## [Prompt]
Please output every line of the material as it stands, without the pictures.

Data entries
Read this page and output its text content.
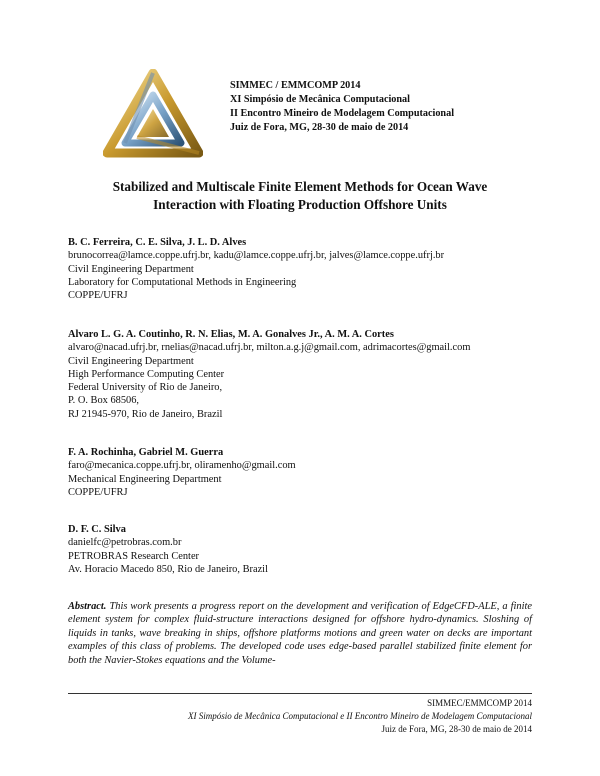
SIMMEC / EMMCOMP 2014
XI Simpósio de Mecânica Computacional
II Encontro Mineiro de Modelagem Computacional
Juiz de Fora, MG, 28-30 de maio de 2014
Stabilized and Multiscale Finite Element Methods for Ocean Wave
Interaction with Floating Production Offshore Units
B. C. Ferreira, C. E. Silva, J. L. D. Alves
brunocorrea@lamce.coppe.ufrj.br, kadu@lamce.coppe.ufrj.br, jalves@lamce.coppe.ufrj.br
Civil Engineering Department
Laboratory for Computational Methods in Engineering
COPPE/UFRJ
Alvaro L. G. A. Coutinho, R. N. Elias, M. A. Gonalves Jr., A. M. A. Cortes
alvaro@nacad.ufrj.br, rnelias@nacad.ufrj.br, milton.a.g.j@gmail.com, adrimacortes@gmail.com
Civil Engineering Department
High Performance Computing Center
Federal University of Rio de Janeiro,
P. O. Box 68506,
RJ 21945-970, Rio de Janeiro, Brazil
F. A. Rochinha, Gabriel M. Guerra
faro@mecanica.coppe.ufrj.br, oliramenho@gmail.com
Mechanical Engineering Department
COPPE/UFRJ
D. F. C. Silva
danielfc@petrobras.com.br
PETROBRAS Research Center
Av. Horacio Macedo 850, Rio de Janeiro, Brazil
Abstract. This work presents a progress report on the development and verification of EdgeCFD-ALE, a finite element system for complex fluid-structure interactions designed for offshore hydro-dynamics. Sloshing of liquids in tanks, wave breaking in ships, offshore platforms motions and green water on decks are important examples of this class of problems. The developed code uses edge-based parallel stabilized finite element for both the Navier-Stokes equations and the Volume-
SIMMEC/EMMCOMP 2014
XI Simpósio de Mecânica Computacional e II Encontro Mineiro de Modelagem Computacional
Juiz de Fora, MG, 28-30 de maio de 2014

## [Written solution]
Read this page and output its text content.
SIMMEC / EMMCOMP 2014
XI Simpósio de Mecânica Computacional
II Encontro Mineiro de Modelagem Computacional
Juiz de Fora, MG, 28-30 de maio de 2014
Stabilized and Multiscale Finite Element Methods for Ocean Wave
Interaction with Floating Production Offshore Units
B. C. Ferreira, C. E. Silva, J. L. D. Alves
brunocorrea@lamce.coppe.ufrj.br, kadu@lamce.coppe.ufrj.br, jalves@lamce.coppe.ufrj.br
Civil Engineering Department
Laboratory for Computational Methods in Engineering
COPPE/UFRJ
Alvaro L. G. A. Coutinho, R. N. Elias, M. A. Gonalves Jr., A. M. A. Cortes
alvaro@nacad.ufrj.br, rnelias@nacad.ufrj.br, milton.a.g.j@gmail.com, adrimacortes@gmail.com
Civil Engineering Department
High Performance Computing Center
Federal University of Rio de Janeiro,
P. O. Box 68506,
RJ 21945-970, Rio de Janeiro, Brazil
F. A. Rochinha, Gabriel M. Guerra
faro@mecanica.coppe.ufrj.br, oliramenho@gmail.com
Mechanical Engineering Department
COPPE/UFRJ
D. F. C. Silva
danielfc@petrobras.com.br
PETROBRAS Research Center
Av. Horacio Macedo 850, Rio de Janeiro, Brazil
Abstract. This work presents a progress report on the development and verification of EdgeCFD-ALE, a finite element system for complex fluid-structure interactions designed for offshore hydro-dynamics. Sloshing of liquids in tanks, wave breaking in ships, offshore platforms motions and green water on decks are important examples of this class of problems. The developed code uses edge-based parallel stabilized finite element for both the Navier-Stokes equations and the Volume-
SIMMEC/EMMCOMP 2014
XI Simpósio de Mecânica Computacional e II Encontro Mineiro de Modelagem Computacional
Juiz de Fora, MG, 28-30 de maio de 2014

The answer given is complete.